**** DATASET ROWS ****

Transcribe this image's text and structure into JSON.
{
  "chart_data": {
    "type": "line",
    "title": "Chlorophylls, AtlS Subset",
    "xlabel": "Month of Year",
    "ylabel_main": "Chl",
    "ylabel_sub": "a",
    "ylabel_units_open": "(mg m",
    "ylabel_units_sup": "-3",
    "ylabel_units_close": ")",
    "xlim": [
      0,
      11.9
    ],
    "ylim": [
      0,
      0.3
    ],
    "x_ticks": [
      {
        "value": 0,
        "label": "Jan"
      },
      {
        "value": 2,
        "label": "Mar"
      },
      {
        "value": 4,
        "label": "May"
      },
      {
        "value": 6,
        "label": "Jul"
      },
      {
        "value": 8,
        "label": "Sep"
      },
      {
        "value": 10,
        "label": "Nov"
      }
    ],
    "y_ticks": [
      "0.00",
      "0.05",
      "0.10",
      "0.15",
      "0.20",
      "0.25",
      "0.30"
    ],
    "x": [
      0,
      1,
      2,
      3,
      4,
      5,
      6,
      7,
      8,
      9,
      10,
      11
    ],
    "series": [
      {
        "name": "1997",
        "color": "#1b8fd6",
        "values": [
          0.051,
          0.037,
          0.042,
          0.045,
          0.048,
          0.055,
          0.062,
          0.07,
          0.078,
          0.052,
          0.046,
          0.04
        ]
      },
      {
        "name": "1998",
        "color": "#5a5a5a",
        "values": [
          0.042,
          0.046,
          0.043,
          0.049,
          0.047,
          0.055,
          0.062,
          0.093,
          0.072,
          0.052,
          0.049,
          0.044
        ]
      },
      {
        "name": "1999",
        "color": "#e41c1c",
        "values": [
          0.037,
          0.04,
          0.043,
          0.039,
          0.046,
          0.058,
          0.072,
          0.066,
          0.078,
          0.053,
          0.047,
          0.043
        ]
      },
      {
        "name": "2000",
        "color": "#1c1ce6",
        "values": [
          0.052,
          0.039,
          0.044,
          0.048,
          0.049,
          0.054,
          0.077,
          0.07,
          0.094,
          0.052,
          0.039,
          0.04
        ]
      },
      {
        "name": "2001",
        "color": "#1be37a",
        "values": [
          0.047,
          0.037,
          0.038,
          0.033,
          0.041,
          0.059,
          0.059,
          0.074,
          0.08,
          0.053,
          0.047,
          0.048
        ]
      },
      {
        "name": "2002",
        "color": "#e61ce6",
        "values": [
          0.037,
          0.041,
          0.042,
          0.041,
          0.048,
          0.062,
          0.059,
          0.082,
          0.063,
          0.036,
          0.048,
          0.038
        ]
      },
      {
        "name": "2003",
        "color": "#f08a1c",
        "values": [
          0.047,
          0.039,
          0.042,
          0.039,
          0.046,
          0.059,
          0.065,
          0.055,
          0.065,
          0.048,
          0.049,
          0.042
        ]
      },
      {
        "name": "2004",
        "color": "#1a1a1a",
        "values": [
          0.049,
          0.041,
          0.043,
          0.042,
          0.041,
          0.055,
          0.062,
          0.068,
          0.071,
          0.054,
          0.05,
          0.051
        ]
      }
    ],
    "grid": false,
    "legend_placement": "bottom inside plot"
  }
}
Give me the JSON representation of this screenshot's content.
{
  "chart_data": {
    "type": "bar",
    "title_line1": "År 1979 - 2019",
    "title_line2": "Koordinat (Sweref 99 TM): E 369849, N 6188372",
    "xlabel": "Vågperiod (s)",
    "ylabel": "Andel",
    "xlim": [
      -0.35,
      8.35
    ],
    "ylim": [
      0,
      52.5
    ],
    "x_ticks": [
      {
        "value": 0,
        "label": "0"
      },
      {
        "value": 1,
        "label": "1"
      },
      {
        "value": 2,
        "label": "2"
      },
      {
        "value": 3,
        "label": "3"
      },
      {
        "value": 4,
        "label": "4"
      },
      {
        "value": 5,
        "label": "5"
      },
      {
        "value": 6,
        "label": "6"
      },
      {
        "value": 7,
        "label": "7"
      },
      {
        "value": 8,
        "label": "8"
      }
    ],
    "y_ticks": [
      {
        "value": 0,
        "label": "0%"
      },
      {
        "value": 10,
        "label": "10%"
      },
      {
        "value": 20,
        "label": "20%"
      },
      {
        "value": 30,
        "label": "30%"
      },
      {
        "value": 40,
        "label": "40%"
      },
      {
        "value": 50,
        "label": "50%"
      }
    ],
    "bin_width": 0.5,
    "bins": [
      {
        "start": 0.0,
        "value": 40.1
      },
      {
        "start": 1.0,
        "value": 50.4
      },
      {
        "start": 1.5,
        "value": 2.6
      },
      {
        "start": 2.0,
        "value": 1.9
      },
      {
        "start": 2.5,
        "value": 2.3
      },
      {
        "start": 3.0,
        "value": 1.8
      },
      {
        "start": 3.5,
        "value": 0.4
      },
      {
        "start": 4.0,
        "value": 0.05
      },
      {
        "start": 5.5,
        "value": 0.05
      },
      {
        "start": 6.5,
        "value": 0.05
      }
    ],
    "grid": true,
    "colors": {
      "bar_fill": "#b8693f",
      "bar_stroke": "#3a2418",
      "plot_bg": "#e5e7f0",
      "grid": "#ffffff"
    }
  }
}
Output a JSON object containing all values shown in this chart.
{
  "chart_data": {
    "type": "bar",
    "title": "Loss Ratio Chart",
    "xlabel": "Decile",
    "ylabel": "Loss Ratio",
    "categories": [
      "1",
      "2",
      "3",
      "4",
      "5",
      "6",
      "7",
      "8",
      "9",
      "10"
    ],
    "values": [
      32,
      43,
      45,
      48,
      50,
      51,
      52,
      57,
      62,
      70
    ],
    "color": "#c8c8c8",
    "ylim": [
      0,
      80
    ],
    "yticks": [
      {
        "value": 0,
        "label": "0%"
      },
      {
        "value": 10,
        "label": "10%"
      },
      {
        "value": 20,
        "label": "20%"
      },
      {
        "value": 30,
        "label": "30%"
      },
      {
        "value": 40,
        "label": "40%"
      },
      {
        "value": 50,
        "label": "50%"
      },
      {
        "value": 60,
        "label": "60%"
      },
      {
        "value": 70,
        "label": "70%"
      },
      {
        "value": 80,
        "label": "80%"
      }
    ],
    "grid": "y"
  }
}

****

- **WHAT IS REQUIRED**:
Reproduce the listing above verbatim, from first line to last.

- **THE SOLUTION**:
Transcribe this image's text and structure into JSON.
{
  "chart_data": {
    "type": "line",
    "title": "Chlorophylls, AtlS Subset",
    "xlabel": "Month of Year",
    "ylabel_main": "Chl",
    "ylabel_sub": "a",
    "ylabel_units_open": "(mg m",
    "ylabel_units_sup": "-3",
    "ylabel_units_close": ")",
    "xlim": [
      0,
      11.9
    ],
    "ylim": [
      0,
      0.3
    ],
    "x_ticks": [
      {
        "value": 0,
        "label": "Jan"
      },
      {
        "value": 2,
        "label": "Mar"
      },
      {
        "value": 4,
        "label": "May"
      },
      {
        "value": 6,
        "label": "Jul"
      },
      {
        "value": 8,
        "label": "Sep"
      },
      {
        "value": 10,
        "label": "Nov"
      }
    ],
    "y_ticks": [
      "0.00",
      "0.05",
      "0.10",
      "0.15",
      "0.20",
      "0.25",
      "0.30"
    ],
    "x": [
      0,
      1,
      2,
      3,
      4,
      5,
      6,
      7,
      8,
      9,
      10,
      11
    ],
    "series": [
      {
        "name": "1997",
        "color": "#1b8fd6",
        "values": [
          0.051,
          0.037,
          0.042,
          0.045,
          0.048,
          0.055,
          0.062,
          0.07,
          0.078,
          0.052,
          0.046,
          0.04
        ]
      },
      {
        "name": "1998",
        "color": "#5a5a5a",
        "values": [
          0.042,
          0.046,
          0.043,
          0.049,
          0.047,
          0.055,
          0.062,
          0.093,
          0.072,
          0.052,
          0.049,
          0.044
        ]
      },
      {
        "name": "1999",
        "color": "#e41c1c",
        "values": [
          0.037,
          0.04,
          0.043,
          0.039,
          0.046,
          0.058,
          0.072,
          0.066,
          0.078,
          0.053,
          0.047,
          0.043
        ]
      },
      {
        "name": "2000",
        "color": "#1c1ce6",
        "values": [
          0.052,
          0.039,
          0.044,
          0.048,
          0.049,
          0.054,
          0.077,
          0.07,
          0.094,
          0.052,
          0.039,
          0.04
        ]
      },
      {
        "name": "2001",
        "color": "#1be37a",
        "values": [
          0.047,
          0.037,
          0.038,
          0.033,
          0.041,
          0.059,
          0.059,
          0.074,
          0.08,
          0.053,
          0.047,
          0.048
        ]
      },
      {
        "name": "2002",
        "color": "#e61ce6",
        "values": [
          0.037,
          0.041,
          0.042,
          0.041,
          0.048,
          0.062,
          0.059,
          0.082,
          0.063,
          0.036,
          0.048,
          0.038
        ]
      },
      {
        "name": "2003",
        "color": "#f08a1c",
        "values": [
          0.047,
          0.039,
          0.042,
          0.039,
          0.046,
          0.059,
          0.065,
          0.055,
          0.065,
          0.048,
          0.049,
          0.042
        ]
      },
      {
        "name": "2004",
        "color": "#1a1a1a",
        "values": [
          0.049,
          0.041,
          0.043,
          0.042,
          0.041,
          0.055,
          0.062,
          0.068,
          0.071,
          0.054,
          0.05,
          0.051
        ]
      }
    ],
    "grid": false,
    "legend_placement": "bottom inside plot"
  }
}
Give me the JSON representation of this screenshot's content.
{
  "chart_data": {
    "type": "bar",
    "title_line1": "År 1979 - 2019",
    "title_line2": "Koordinat (Sweref 99 TM): E 369849, N 6188372",
    "xlabel": "Vågperiod (s)",
    "ylabel": "Andel",
    "xlim": [
      -0.35,
      8.35
    ],
    "ylim": [
      0,
      52.5
    ],
    "x_ticks": [
      {
        "value": 0,
        "label": "0"
      },
      {
        "value": 1,
        "label": "1"
      },
      {
        "value": 2,
        "label": "2"
      },
      {
        "value": 3,
        "label": "3"
      },
      {
        "value": 4,
        "label": "4"
      },
      {
        "value": 5,
        "label": "5"
      },
      {
        "value": 6,
        "label": "6"
      },
      {
        "value": 7,
        "label": "7"
      },
      {
        "value": 8,
        "label": "8"
      }
    ],
    "y_ticks": [
      {
        "value": 0,
        "label": "0%"
      },
      {
        "value": 10,
        "label": "10%"
      },
      {
        "value": 20,
        "label": "20%"
      },
      {
        "value": 30,
        "label": "30%"
      },
      {
        "value": 40,
        "label": "40%"
      },
      {
        "value": 50,
        "label": "50%"
      }
    ],
    "bin_width": 0.5,
    "bins": [
      {
        "start": 0.0,
        "value": 40.1
      },
      {
        "start": 1.0,
        "value": 50.4
      },
      {
        "start": 1.5,
        "value": 2.6
      },
      {
        "start": 2.0,
        "value": 1.9
      },
      {
        "start": 2.5,
        "value": 2.3
      },
      {
        "start": 3.0,
        "value": 1.8
      },
      {
        "start": 3.5,
        "value": 0.4
      },
      {
        "start": 4.0,
        "value": 0.05
      },
      {
        "start": 5.5,
        "value": 0.05
      },
      {
        "start": 6.5,
        "value": 0.05
      }
    ],
    "grid": true,
    "colors": {
      "bar_fill": "#b8693f",
      "bar_stroke": "#3a2418",
      "plot_bg": "#e5e7f0",
      "grid": "#ffffff"
    }
  }
}
Output a JSON object containing all values shown in this chart.
{
  "chart_data": {
    "type": "bar",
    "title": "Loss Ratio Chart",
    "xlabel": "Decile",
    "ylabel": "Loss Ratio",
    "categories": [
      "1",
      "2",
      "3",
      "4",
      "5",
      "6",
      "7",
      "8",
      "9",
      "10"
    ],
    "values": [
      32,
      43,
      45,
      48,
      50,
      51,
      52,
      57,
      62,
      70
    ],
    "color": "#c8c8c8",
    "ylim": [
      0,
      80
    ],
    "yticks": [
      {
        "value": 0,
        "label": "0%"
      },
      {
        "value": 10,
        "label": "10%"
      },
      {
        "value": 20,
        "label": "20%"
      },
      {
        "value": 30,
        "label": "30%"
      },
      {
        "value": 40,
        "label": "40%"
      },
      {
        "value": 50,
        "label": "50%"
      },
      {
        "value": 60,
        "label": "60%"
      },
      {
        "value": 70,
        "label": "70%"
      },
      {
        "value": 80,
        "label": "80%"
      }
    ],
    "grid": "y"
  }
}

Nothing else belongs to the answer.